# JOB
Switch "Portal" to "Console" in the listing from the line with "Give bounding boxes" up to and including the line with "legend-dash xyxy=(249,350,253,352)", keeping everything else unchanged. Don't include the picture in your answer.

# INFORMATION SUPPLIED
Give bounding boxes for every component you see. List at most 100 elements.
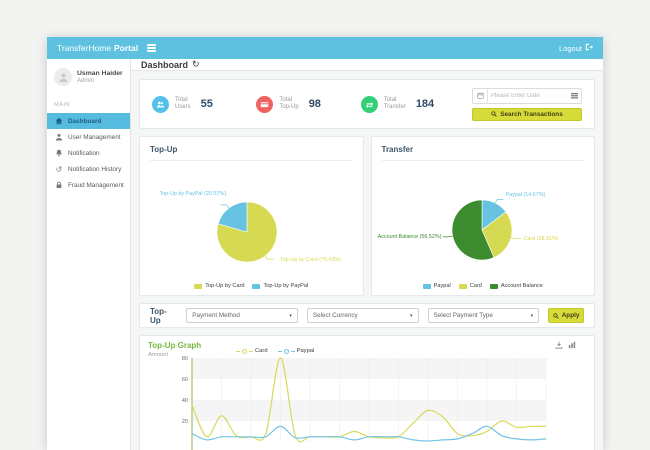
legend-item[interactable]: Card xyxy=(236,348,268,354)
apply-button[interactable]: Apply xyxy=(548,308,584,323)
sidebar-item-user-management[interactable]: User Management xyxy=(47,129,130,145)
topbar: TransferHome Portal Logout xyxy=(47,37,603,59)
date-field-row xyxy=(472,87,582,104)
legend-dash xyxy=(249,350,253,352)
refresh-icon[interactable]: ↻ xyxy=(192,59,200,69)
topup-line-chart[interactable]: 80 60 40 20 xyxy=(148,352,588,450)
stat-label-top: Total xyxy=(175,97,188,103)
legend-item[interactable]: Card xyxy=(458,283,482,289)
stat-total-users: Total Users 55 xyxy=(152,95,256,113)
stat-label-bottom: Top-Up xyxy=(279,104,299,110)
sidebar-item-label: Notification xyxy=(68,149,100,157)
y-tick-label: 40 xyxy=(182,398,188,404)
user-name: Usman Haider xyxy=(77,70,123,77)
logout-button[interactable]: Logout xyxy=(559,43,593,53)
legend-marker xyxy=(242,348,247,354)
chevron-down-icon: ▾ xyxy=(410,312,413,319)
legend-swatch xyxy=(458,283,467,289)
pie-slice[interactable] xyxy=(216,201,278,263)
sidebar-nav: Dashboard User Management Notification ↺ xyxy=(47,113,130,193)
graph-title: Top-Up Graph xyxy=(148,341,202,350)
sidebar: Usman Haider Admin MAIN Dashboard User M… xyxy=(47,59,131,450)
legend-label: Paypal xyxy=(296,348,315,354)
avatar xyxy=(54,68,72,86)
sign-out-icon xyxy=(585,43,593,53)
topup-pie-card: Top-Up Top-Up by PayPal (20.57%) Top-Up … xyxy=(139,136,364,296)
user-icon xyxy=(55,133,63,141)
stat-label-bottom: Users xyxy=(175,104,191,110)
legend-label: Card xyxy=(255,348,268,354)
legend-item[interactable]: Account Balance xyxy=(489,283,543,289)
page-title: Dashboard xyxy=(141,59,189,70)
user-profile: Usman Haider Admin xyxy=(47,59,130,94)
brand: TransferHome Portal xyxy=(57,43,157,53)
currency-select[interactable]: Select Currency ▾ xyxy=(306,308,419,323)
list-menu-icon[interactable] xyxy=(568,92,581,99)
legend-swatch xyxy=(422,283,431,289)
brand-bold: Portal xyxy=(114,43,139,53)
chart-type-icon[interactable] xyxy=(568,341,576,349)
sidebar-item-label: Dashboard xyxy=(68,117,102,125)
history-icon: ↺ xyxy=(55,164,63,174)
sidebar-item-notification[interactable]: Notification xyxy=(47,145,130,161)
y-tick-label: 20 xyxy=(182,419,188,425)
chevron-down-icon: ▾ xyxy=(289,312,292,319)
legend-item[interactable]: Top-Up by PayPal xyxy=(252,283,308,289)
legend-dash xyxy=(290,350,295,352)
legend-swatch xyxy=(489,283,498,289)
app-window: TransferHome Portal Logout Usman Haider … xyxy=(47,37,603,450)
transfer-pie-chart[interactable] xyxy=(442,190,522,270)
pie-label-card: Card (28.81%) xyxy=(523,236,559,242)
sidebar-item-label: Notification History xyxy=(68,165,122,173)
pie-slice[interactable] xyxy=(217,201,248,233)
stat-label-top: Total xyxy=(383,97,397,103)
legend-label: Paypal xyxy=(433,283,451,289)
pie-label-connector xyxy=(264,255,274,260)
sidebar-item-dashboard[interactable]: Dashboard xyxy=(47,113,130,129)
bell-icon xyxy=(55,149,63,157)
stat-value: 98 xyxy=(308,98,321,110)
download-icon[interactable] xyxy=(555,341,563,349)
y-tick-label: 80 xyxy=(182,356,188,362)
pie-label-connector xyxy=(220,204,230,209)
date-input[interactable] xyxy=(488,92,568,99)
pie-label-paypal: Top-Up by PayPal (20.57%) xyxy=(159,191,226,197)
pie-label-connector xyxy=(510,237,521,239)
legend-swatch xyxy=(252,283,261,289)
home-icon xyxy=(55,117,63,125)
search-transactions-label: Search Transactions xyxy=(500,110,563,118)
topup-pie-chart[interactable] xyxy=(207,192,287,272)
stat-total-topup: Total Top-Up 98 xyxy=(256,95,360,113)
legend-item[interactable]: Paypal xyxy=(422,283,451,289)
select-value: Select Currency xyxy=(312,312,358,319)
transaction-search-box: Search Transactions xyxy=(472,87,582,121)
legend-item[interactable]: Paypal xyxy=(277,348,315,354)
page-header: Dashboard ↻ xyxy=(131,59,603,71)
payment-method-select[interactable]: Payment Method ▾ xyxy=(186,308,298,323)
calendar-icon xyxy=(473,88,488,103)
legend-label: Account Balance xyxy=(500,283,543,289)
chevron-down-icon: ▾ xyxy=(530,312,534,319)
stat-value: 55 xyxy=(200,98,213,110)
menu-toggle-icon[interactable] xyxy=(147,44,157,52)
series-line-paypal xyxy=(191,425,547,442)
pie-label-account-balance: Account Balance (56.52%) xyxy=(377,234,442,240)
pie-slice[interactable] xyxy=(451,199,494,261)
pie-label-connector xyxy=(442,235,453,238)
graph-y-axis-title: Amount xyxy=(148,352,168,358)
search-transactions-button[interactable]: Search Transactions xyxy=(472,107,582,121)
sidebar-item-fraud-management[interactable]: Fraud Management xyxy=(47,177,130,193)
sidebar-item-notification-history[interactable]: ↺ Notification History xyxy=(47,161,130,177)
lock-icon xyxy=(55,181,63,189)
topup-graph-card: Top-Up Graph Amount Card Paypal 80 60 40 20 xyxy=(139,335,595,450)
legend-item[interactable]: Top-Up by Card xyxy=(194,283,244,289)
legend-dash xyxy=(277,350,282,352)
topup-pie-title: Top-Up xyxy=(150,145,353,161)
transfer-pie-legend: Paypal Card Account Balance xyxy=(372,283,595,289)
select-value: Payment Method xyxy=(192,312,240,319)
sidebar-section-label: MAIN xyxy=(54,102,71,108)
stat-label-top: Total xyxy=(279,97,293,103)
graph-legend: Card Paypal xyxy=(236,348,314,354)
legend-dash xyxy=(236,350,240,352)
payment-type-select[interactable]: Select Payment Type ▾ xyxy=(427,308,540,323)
==
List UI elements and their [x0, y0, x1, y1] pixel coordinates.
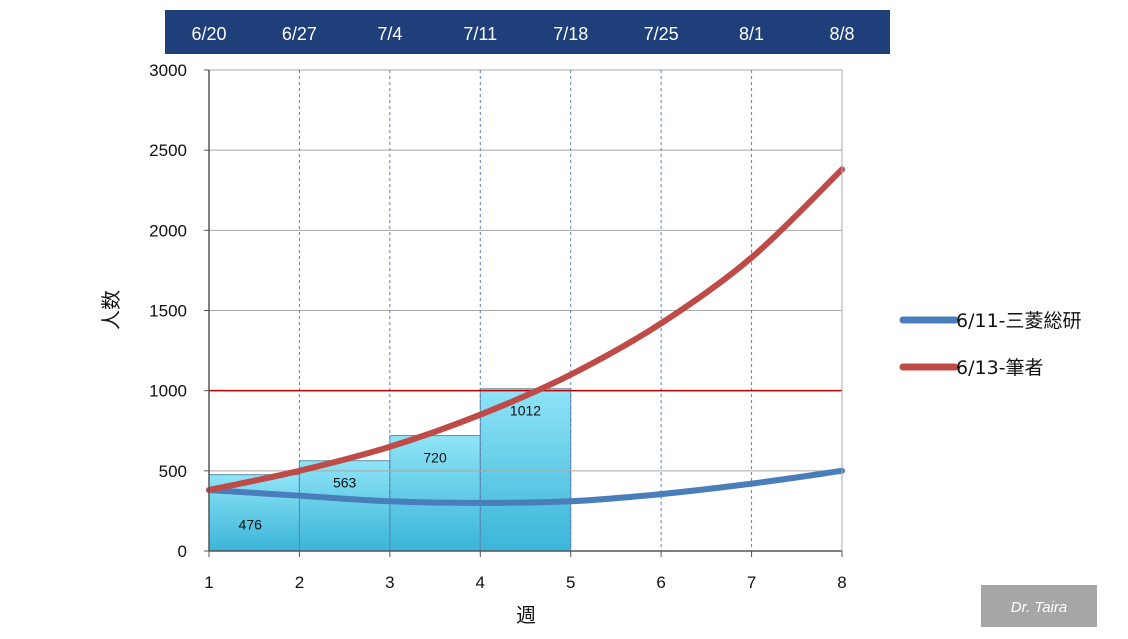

# THE REPLY
Give bounding boxes for every component you see. List at most 100 elements.
legend-item[interactable]: Card xyxy=(236,348,268,354)
apply-button[interactable]: Apply xyxy=(548,308,584,323)
sidebar-item-user-management[interactable]: User Management xyxy=(47,129,130,145)
topbar: TransferHome Console Logout xyxy=(47,37,603,59)
date-field-row xyxy=(472,87,582,104)
legend-dash xyxy=(249,350,253,352)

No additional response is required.